Work required: Write out the entries again exactly as they are given.

Dataset entries on figures
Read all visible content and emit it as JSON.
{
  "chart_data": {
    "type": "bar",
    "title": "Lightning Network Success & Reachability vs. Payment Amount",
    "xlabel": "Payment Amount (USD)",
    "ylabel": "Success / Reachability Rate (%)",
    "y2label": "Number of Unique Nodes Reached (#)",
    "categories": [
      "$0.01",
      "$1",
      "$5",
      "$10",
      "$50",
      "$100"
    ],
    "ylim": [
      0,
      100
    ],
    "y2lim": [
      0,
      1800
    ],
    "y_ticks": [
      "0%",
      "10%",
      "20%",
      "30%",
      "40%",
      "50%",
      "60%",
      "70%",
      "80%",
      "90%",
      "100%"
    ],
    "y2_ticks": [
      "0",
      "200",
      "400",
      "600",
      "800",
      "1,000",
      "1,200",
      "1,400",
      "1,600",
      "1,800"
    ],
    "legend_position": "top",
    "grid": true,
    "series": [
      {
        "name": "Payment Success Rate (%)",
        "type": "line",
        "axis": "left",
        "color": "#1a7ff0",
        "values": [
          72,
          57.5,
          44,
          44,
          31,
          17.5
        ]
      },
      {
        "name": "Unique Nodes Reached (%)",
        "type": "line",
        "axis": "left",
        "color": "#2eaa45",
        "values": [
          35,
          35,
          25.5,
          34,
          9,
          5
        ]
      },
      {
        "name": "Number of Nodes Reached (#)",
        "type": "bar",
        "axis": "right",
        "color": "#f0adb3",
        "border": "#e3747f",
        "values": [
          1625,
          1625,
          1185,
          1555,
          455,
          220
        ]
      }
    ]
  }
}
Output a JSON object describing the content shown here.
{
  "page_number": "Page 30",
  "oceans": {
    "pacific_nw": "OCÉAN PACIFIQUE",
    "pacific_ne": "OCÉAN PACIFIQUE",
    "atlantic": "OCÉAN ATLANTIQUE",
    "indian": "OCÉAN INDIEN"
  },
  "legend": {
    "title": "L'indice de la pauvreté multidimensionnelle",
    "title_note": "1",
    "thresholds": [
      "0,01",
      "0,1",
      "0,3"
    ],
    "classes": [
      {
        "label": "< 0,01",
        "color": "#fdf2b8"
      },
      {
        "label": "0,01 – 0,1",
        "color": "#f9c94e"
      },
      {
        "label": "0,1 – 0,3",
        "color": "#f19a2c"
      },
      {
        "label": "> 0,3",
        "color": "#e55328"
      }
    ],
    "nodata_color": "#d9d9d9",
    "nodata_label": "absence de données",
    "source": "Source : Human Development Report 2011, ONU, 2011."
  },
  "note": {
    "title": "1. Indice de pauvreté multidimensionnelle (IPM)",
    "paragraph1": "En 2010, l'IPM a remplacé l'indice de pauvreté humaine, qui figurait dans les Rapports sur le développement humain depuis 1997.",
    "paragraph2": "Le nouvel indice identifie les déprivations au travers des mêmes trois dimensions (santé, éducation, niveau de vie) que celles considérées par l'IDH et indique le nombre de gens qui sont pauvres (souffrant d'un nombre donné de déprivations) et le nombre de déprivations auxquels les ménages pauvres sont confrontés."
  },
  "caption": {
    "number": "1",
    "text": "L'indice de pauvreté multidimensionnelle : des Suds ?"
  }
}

Response:
Read all visible content and emit it as JSON.
{
  "chart_data": {
    "type": "bar",
    "title": "Lightning Network Success & Reachability vs. Payment Amount",
    "xlabel": "Payment Amount (USD)",
    "ylabel": "Success / Reachability Rate (%)",
    "y2label": "Number of Unique Nodes Reached (#)",
    "categories": [
      "$0.01",
      "$1",
      "$5",
      "$10",
      "$50",
      "$100"
    ],
    "ylim": [
      0,
      100
    ],
    "y2lim": [
      0,
      1800
    ],
    "y_ticks": [
      "0%",
      "10%",
      "20%",
      "30%",
      "40%",
      "50%",
      "60%",
      "70%",
      "80%",
      "90%",
      "100%"
    ],
    "y2_ticks": [
      "0",
      "200",
      "400",
      "600",
      "800",
      "1,000",
      "1,200",
      "1,400",
      "1,600",
      "1,800"
    ],
    "legend_position": "top",
    "grid": true,
    "series": [
      {
        "name": "Payment Success Rate (%)",
        "type": "line",
        "axis": "left",
        "color": "#1a7ff0",
        "values": [
          72,
          57.5,
          44,
          44,
          31,
          17.5
        ]
      },
      {
        "name": "Unique Nodes Reached (%)",
        "type": "line",
        "axis": "left",
        "color": "#2eaa45",
        "values": [
          35,
          35,
          25.5,
          34,
          9,
          5
        ]
      },
      {
        "name": "Number of Nodes Reached (#)",
        "type": "bar",
        "axis": "right",
        "color": "#f0adb3",
        "border": "#e3747f",
        "values": [
          1625,
          1625,
          1185,
          1555,
          455,
          220
        ]
      }
    ]
  }
}
Output a JSON object describing the content shown here.
{
  "page_number": "Page 30",
  "oceans": {
    "pacific_nw": "OCÉAN PACIFIQUE",
    "pacific_ne": "OCÉAN PACIFIQUE",
    "atlantic": "OCÉAN ATLANTIQUE",
    "indian": "OCÉAN INDIEN"
  },
  "legend": {
    "title": "L'indice de la pauvreté multidimensionnelle",
    "title_note": "1",
    "thresholds": [
      "0,01",
      "0,1",
      "0,3"
    ],
    "classes": [
      {
        "label": "< 0,01",
        "color": "#fdf2b8"
      },
      {
        "label": "0,01 – 0,1",
        "color": "#f9c94e"
      },
      {
        "label": "0,1 – 0,3",
        "color": "#f19a2c"
      },
      {
        "label": "> 0,3",
        "color": "#e55328"
      }
    ],
    "nodata_color": "#d9d9d9",
    "nodata_label": "absence de données",
    "source": "Source : Human Development Report 2011, ONU, 2011."
  },
  "note": {
    "title": "1. Indice de pauvreté multidimensionnelle (IPM)",
    "paragraph1": "En 2010, l'IPM a remplacé l'indice de pauvreté humaine, qui figurait dans les Rapports sur le développement humain depuis 1997.",
    "paragraph2": "Le nouvel indice identifie les déprivations au travers des mêmes trois dimensions (santé, éducation, niveau de vie) que celles considérées par l'IDH et indique le nombre de gens qui sont pauvres (souffrant d'un nombre donné de déprivations) et le nombre de déprivations auxquels les ménages pauvres sont confrontés."
  },
  "caption": {
    "number": "1",
    "text": "L'indice de pauvreté multidimensionnelle : des Suds ?"
  }
}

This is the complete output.